- _Goal_
Search the material for the word "Depol" and copy each line that holds it.

- _Data section_
▬▬▬▬▬▬
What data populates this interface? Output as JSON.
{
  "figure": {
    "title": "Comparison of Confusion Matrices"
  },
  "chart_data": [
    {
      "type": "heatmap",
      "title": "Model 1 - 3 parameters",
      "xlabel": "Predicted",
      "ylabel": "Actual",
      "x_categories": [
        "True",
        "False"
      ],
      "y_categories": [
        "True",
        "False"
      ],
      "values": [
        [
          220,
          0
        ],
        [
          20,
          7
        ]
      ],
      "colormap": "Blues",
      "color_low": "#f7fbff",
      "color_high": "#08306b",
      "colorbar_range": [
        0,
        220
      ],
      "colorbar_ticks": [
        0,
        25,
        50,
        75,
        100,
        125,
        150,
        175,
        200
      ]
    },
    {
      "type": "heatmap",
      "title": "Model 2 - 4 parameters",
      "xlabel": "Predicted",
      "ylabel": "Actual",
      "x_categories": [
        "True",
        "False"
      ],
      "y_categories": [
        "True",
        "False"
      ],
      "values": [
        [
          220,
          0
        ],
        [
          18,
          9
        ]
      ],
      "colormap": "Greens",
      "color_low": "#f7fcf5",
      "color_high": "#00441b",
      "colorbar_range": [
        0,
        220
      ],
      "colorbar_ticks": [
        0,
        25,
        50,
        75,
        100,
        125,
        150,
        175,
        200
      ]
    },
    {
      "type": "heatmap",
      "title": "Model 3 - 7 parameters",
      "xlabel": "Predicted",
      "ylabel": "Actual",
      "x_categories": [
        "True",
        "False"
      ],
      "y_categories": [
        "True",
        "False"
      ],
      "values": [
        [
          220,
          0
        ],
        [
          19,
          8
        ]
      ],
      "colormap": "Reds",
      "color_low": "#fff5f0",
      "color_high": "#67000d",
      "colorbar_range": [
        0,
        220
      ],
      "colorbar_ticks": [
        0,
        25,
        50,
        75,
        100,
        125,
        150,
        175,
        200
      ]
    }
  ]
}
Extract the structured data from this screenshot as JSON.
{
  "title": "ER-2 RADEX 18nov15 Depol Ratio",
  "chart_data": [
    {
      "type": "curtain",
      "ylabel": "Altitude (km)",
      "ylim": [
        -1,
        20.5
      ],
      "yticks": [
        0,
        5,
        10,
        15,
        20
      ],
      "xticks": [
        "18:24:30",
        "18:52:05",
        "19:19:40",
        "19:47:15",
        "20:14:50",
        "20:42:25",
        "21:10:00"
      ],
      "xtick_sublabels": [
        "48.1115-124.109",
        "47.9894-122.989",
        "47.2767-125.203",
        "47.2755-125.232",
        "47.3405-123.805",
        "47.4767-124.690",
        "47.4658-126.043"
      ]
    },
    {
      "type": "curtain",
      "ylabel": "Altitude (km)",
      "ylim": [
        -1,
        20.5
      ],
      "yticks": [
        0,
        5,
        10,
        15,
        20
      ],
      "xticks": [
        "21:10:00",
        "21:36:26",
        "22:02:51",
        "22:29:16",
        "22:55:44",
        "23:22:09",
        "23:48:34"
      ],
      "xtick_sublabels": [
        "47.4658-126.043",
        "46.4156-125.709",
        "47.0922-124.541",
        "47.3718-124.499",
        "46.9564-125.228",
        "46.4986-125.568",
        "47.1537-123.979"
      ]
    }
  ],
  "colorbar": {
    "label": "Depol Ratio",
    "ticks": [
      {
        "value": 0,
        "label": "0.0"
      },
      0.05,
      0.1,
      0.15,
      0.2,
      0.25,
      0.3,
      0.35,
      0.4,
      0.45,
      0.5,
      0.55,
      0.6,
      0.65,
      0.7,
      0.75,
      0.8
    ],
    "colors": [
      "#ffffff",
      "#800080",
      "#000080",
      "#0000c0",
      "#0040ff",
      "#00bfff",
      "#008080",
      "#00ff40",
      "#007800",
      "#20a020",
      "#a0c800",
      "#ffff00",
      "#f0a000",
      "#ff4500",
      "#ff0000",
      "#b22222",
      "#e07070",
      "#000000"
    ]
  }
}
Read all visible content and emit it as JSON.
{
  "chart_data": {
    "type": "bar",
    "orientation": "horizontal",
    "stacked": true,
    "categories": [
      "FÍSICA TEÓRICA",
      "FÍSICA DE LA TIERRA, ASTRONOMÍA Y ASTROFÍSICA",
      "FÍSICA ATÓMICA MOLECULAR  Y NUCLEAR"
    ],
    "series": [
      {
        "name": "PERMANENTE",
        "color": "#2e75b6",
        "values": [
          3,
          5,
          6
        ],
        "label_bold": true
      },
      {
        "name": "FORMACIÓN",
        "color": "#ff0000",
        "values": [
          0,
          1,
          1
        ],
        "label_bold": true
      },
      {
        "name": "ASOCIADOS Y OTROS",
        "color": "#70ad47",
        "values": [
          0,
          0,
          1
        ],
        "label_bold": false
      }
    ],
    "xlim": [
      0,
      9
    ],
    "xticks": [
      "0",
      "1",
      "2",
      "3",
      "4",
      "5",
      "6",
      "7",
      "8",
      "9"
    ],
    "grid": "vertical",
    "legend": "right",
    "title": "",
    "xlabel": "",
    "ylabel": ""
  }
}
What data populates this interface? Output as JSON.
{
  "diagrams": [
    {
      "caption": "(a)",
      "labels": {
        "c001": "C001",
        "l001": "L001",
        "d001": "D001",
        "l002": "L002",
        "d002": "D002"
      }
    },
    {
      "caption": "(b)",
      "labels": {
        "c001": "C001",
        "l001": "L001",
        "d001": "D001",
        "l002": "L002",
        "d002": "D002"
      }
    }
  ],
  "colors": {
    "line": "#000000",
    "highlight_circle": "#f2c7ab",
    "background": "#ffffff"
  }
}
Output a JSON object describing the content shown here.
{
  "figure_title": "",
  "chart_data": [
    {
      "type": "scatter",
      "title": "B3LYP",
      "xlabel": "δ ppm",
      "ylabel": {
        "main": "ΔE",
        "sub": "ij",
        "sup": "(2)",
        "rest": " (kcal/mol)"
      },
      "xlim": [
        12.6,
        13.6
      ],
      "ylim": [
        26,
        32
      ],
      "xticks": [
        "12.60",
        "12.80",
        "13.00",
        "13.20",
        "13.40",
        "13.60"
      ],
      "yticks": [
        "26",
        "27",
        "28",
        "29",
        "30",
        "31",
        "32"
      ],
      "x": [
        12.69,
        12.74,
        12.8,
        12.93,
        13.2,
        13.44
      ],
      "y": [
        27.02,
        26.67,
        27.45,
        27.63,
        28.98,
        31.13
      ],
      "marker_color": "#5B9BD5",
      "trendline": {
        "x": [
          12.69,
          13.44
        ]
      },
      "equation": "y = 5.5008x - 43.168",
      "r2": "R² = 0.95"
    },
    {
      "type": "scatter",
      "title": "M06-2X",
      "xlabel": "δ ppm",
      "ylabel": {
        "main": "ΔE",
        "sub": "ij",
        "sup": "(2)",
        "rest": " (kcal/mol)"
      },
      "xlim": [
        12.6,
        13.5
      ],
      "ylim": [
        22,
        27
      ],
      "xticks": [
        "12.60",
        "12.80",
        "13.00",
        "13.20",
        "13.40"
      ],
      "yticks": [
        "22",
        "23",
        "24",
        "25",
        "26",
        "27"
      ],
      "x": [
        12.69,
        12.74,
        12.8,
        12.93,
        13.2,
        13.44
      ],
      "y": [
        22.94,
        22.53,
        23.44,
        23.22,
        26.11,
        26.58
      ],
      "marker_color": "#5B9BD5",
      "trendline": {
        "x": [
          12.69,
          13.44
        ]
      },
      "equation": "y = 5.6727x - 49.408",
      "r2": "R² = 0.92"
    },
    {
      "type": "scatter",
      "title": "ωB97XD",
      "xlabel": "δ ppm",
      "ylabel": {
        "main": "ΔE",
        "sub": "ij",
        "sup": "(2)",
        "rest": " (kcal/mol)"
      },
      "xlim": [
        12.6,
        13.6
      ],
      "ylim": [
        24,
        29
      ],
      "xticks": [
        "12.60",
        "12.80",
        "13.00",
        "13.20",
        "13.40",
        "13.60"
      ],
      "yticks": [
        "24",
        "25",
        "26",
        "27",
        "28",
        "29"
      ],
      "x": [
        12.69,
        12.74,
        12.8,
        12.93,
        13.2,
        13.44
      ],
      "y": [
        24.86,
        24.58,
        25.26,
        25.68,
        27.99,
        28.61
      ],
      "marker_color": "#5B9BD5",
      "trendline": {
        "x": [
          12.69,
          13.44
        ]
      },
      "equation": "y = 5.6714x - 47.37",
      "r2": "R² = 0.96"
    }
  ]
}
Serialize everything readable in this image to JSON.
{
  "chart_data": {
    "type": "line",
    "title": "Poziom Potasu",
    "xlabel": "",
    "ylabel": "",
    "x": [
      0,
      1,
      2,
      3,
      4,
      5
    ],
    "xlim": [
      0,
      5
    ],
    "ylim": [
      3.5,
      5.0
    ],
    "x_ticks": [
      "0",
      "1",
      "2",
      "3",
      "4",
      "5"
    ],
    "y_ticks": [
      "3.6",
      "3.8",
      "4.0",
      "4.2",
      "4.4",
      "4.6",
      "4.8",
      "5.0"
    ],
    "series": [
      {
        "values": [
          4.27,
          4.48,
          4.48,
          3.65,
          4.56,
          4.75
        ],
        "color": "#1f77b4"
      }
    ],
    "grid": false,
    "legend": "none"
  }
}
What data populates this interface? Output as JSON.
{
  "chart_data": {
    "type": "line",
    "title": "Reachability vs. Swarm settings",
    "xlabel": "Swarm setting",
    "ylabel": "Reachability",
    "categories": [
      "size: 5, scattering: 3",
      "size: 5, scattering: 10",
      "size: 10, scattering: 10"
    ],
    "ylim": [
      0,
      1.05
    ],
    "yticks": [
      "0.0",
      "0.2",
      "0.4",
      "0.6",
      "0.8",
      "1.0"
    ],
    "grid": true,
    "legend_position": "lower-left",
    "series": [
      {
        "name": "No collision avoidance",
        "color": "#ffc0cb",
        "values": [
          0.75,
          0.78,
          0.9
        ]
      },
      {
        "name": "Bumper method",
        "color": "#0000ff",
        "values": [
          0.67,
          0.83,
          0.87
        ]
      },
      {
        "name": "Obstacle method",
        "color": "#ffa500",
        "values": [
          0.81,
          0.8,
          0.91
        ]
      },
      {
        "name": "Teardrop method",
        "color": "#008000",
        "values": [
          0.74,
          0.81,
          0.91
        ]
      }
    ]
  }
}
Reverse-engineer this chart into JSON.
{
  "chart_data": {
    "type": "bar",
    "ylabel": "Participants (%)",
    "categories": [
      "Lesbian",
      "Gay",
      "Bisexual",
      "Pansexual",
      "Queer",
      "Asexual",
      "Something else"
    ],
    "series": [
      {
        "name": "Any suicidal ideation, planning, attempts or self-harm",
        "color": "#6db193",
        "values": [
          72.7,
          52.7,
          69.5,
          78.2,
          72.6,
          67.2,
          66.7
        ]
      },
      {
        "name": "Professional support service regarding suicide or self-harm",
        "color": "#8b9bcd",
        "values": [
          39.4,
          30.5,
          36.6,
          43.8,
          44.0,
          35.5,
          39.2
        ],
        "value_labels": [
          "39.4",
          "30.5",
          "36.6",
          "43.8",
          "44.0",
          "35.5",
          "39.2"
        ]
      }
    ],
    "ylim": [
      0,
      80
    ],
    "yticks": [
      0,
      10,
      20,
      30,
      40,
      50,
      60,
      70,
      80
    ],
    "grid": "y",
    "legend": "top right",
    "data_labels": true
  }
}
▬▬▬▬▬▬
- _Written solution_
  "title": "ER-2 RADEX 18nov15 Depol Ratio",
    "label": "Depol Ratio",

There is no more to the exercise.